What needs to be done: Pick out every line with the word "title" and copy it.

= = = = = = =

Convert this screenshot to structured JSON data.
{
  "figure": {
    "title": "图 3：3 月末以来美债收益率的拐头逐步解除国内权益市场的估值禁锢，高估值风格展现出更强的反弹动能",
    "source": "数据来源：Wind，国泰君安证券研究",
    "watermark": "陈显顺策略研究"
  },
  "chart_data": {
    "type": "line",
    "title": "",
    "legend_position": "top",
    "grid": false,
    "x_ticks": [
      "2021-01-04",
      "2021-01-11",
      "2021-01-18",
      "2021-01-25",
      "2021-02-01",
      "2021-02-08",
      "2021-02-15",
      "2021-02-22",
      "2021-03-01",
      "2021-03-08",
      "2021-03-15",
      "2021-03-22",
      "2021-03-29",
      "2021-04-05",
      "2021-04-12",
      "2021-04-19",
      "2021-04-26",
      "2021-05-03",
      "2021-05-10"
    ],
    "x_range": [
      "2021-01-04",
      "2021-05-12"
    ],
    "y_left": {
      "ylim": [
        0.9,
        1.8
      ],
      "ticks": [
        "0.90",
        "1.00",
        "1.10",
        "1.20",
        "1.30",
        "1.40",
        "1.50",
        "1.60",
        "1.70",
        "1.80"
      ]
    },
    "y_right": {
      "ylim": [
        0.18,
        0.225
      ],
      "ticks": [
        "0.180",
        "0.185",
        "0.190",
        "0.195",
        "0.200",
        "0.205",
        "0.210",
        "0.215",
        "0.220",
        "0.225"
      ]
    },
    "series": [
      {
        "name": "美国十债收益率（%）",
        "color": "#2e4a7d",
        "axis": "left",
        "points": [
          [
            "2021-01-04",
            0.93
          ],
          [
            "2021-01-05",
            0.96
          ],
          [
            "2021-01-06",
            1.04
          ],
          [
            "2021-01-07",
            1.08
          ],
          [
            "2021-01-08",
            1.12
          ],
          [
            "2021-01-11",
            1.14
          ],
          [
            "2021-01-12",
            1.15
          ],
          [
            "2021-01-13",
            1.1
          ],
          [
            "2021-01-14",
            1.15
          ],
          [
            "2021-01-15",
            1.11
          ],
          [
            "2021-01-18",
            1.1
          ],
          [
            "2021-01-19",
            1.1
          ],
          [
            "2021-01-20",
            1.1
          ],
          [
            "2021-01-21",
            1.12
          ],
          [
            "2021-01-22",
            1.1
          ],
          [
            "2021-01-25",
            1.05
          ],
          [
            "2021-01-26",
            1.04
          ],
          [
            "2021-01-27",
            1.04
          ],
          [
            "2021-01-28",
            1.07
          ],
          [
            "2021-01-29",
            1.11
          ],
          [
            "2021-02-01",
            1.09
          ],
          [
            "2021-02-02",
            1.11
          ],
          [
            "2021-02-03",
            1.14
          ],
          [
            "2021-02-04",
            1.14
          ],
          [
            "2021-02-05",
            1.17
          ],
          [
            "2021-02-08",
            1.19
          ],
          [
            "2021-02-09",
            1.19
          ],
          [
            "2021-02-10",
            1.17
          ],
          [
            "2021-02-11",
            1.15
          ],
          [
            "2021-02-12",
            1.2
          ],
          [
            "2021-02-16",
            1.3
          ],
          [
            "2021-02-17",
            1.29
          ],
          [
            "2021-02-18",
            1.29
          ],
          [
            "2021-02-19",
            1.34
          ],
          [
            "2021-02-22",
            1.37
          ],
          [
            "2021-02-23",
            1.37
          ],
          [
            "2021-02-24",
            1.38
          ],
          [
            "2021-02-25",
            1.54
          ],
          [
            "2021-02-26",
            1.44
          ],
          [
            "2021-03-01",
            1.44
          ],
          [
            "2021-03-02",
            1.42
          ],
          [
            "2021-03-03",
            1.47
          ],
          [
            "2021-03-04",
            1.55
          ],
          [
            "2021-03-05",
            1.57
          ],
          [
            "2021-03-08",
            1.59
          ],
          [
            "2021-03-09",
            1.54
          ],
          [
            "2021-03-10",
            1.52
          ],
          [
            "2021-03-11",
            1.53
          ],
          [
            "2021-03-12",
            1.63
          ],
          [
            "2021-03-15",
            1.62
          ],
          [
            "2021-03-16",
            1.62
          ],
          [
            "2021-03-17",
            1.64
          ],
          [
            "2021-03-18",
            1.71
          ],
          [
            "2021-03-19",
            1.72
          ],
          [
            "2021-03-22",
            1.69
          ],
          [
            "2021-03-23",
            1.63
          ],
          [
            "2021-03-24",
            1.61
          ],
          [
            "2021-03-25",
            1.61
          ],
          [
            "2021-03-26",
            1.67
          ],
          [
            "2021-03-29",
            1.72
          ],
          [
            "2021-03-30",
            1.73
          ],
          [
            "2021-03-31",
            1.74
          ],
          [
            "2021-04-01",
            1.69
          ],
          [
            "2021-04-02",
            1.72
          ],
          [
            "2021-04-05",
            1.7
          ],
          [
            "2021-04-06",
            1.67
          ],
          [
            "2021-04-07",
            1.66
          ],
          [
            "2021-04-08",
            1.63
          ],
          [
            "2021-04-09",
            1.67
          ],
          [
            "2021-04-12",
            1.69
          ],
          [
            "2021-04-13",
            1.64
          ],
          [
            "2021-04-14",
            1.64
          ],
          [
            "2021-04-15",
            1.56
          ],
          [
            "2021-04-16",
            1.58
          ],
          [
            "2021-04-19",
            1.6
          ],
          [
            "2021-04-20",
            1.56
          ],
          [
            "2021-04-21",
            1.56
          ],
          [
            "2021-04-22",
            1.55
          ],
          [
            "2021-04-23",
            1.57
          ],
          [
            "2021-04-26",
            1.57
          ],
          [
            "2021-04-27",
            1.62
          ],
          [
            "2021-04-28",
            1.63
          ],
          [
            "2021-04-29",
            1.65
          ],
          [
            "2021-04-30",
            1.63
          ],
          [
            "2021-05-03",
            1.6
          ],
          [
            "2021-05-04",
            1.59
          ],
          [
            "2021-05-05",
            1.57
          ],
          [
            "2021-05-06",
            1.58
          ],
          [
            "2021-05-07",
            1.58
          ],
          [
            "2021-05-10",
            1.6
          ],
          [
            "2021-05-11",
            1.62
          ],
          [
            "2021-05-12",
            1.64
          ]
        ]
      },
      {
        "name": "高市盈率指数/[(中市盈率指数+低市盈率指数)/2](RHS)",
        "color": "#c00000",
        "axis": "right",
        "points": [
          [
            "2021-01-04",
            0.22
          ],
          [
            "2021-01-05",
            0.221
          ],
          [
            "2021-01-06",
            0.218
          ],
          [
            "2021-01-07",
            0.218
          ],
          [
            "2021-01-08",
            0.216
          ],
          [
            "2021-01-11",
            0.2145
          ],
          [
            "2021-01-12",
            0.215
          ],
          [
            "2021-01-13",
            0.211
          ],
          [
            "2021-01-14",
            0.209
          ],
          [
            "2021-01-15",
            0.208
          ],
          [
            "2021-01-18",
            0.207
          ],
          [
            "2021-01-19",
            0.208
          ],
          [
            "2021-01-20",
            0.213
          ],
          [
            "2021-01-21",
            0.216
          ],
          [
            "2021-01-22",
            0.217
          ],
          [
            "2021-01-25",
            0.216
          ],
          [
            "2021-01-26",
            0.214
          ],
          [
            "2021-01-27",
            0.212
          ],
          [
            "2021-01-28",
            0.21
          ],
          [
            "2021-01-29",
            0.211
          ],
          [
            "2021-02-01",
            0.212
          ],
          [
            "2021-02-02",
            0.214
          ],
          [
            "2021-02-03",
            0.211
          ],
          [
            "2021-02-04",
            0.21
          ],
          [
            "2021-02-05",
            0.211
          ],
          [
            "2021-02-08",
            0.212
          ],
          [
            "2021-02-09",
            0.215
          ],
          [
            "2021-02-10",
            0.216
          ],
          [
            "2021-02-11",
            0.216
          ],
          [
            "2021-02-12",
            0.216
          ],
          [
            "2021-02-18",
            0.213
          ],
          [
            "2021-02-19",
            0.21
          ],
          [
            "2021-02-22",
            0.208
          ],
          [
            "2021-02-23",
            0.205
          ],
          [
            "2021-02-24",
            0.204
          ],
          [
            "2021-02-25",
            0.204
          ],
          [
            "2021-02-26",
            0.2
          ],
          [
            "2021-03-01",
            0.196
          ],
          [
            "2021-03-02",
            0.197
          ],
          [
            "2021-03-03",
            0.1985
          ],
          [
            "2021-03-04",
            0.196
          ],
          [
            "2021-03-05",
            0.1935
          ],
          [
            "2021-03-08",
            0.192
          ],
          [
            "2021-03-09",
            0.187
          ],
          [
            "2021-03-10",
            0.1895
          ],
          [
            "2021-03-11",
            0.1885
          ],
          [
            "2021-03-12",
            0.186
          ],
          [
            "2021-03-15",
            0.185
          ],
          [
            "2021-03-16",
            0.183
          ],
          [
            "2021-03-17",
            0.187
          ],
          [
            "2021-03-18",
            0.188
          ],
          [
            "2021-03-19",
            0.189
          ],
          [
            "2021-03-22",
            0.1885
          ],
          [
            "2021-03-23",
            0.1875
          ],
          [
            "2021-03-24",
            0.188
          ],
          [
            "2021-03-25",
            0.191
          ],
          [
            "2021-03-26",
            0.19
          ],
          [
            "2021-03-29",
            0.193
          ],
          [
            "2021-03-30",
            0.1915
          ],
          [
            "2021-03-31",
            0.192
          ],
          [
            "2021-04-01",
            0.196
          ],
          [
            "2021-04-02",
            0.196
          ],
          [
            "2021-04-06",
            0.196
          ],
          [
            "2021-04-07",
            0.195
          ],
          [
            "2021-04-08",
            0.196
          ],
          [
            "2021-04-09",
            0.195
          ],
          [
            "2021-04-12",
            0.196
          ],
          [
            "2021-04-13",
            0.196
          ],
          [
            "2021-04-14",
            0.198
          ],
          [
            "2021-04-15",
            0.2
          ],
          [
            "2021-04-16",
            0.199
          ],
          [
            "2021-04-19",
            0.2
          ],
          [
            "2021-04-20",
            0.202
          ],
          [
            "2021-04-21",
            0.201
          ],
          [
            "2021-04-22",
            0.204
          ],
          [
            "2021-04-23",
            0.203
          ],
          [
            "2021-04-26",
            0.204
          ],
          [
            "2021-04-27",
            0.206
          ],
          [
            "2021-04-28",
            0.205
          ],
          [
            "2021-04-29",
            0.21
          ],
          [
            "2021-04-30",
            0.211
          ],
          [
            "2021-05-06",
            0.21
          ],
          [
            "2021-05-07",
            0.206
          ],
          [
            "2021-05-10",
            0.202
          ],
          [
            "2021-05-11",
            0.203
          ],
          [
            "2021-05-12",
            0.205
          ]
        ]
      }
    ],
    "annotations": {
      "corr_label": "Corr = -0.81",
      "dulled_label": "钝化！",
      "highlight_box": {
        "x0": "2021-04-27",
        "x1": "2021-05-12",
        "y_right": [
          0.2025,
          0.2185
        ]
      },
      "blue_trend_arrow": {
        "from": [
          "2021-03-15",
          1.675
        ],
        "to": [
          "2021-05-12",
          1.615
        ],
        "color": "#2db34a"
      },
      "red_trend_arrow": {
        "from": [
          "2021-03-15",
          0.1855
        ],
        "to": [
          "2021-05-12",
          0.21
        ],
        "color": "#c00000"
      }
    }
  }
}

= = = = = = =

Solution for this task:
    "title": "图 3：3 月末以来美债收益率的拐头逐步解除国内权益市场的估值禁锢，高估值风格展现出更强的反弹动能",
    "title": "",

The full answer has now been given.